## BEGIN DATA TO PROCESS

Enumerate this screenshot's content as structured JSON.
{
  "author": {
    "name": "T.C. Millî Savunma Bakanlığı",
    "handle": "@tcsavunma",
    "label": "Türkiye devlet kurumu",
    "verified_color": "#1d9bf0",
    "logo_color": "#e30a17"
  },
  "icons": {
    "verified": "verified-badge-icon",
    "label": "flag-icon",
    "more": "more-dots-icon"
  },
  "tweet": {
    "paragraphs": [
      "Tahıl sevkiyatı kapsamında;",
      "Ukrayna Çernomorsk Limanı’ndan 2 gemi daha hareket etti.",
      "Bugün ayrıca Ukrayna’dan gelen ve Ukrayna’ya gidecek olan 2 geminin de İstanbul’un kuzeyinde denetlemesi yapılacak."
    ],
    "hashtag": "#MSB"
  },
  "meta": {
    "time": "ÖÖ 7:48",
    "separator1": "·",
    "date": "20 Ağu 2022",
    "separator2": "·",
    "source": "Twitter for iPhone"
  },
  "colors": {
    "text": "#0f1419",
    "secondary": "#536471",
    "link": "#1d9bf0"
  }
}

## END DATA TO PROCESS

#### WHAT TO WORK ON:
Look through the listing above and count the lines where the string "Ukrayna" appears. Report the number only.

#### RESULT OF THE TASK:
2